- **Required work**: List all lines of the data that include the string "Lavanya".

- **Material for the task**:
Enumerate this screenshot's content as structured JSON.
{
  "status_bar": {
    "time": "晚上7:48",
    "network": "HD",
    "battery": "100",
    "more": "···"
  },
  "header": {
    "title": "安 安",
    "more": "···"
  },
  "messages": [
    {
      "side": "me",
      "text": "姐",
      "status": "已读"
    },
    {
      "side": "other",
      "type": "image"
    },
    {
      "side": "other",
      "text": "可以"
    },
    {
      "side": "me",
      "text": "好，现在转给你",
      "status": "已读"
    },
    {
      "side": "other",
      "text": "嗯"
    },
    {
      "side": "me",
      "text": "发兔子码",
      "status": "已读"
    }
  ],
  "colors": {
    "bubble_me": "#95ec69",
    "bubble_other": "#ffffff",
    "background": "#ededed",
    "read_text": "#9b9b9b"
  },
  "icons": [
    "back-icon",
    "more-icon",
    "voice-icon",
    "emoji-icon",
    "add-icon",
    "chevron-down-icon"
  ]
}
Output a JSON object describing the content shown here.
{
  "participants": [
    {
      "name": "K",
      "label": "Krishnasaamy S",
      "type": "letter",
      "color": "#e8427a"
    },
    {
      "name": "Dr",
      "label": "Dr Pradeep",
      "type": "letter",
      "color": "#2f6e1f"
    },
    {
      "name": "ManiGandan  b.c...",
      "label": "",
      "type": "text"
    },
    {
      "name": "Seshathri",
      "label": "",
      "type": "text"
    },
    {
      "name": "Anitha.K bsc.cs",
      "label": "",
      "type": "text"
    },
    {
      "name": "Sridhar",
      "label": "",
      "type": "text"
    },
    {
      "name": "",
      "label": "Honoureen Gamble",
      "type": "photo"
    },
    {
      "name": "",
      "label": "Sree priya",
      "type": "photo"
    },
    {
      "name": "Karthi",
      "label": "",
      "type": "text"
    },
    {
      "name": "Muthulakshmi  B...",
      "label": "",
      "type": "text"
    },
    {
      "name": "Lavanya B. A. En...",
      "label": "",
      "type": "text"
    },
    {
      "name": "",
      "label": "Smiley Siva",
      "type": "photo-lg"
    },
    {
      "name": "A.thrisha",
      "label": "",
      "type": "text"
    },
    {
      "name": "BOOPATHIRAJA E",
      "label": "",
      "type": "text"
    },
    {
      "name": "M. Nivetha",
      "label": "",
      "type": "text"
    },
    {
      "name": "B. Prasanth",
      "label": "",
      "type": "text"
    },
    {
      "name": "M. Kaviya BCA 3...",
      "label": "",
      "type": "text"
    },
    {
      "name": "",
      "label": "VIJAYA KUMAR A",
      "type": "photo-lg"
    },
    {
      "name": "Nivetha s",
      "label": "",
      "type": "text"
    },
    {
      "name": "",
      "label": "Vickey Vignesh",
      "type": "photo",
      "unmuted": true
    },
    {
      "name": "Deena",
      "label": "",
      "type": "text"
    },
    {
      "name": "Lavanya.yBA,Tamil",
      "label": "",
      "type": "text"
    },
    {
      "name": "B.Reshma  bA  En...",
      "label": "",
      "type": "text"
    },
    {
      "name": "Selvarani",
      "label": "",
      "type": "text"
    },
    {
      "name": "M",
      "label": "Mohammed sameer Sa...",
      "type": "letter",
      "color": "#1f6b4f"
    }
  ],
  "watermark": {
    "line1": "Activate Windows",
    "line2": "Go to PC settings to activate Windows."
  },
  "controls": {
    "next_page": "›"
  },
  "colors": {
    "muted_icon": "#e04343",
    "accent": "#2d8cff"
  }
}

- **Answer to this task**:
      "name": "Lavanya B. A. En...",
      "name": "Lavanya.yBA,Tamil",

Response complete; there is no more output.